* _Written request_:
Reproduce each line that includes the word "عليه".

(Entries taken from a collection)
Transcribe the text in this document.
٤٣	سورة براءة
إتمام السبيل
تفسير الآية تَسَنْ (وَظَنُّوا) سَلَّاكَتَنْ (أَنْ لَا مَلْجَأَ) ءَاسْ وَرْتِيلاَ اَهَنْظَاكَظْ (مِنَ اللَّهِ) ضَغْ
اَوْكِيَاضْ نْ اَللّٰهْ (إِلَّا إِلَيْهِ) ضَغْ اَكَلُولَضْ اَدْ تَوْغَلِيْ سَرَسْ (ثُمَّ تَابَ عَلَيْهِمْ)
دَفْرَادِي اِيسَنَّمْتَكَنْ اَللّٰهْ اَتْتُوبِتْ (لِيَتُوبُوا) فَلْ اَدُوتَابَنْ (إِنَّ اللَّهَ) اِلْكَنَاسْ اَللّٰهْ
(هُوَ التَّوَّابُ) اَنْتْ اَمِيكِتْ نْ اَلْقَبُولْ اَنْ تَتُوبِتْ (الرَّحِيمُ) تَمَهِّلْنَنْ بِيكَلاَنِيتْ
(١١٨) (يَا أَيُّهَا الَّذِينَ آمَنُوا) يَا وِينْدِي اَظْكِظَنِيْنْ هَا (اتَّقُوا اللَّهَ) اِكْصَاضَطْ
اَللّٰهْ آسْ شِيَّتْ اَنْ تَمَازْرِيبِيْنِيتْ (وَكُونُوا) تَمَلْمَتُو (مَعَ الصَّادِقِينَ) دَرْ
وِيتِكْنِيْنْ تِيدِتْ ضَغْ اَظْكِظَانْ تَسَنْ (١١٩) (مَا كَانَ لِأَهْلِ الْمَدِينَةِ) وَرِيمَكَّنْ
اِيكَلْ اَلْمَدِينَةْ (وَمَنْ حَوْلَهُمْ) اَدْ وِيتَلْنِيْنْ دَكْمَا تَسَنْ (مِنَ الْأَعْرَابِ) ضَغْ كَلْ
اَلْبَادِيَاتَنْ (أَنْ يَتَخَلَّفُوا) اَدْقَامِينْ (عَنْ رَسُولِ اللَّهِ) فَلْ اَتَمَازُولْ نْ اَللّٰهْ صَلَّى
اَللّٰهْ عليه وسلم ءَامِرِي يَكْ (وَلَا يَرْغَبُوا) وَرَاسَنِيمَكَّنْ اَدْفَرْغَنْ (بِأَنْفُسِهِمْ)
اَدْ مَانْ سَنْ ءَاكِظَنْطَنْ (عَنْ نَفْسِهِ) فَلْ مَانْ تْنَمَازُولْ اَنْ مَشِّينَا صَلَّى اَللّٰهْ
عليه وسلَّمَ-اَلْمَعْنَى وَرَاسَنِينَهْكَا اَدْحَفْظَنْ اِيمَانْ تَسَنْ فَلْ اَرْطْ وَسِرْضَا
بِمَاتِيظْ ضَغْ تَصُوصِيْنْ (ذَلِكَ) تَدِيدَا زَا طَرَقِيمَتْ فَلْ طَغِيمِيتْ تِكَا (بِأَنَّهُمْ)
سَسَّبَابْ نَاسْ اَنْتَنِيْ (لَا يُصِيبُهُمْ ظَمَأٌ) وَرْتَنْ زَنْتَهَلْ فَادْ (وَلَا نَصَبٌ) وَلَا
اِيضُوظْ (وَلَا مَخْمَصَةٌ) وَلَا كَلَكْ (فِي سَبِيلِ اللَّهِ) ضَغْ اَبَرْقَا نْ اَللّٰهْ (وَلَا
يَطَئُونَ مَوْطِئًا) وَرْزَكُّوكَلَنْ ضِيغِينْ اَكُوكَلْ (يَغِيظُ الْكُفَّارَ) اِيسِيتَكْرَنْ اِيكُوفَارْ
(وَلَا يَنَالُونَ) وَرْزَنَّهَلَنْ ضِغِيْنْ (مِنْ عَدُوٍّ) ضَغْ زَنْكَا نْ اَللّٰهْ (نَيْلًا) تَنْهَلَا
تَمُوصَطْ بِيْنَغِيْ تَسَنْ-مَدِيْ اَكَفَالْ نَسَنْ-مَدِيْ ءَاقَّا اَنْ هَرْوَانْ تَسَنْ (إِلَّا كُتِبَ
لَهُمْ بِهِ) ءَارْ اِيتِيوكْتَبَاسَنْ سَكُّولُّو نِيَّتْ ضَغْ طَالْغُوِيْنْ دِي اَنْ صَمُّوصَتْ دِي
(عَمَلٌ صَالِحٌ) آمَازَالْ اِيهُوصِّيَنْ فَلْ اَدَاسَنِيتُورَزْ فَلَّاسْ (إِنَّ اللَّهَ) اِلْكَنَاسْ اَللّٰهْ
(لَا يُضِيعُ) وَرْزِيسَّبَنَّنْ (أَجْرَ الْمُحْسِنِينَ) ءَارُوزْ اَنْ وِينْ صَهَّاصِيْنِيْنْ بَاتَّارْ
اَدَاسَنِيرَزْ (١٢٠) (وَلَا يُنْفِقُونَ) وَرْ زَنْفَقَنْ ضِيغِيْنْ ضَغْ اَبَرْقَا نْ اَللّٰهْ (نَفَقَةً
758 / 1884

* _Result_:
اَللّٰهْ عليه وسلم ءَامِرِي يَكْ (وَلَا يَرْغَبُوا) وَرَاسَنِيمَكَّنْ اَدْفَرْغَنْ (بِأَنْفُسِهِمْ)
عليه وسلَّمَ-اَلْمَعْنَى وَرَاسَنِينَهْكَا اَدْحَفْظَنْ اِيمَانْ تَسَنْ فَلْ اَرْطْ وَسِرْضَا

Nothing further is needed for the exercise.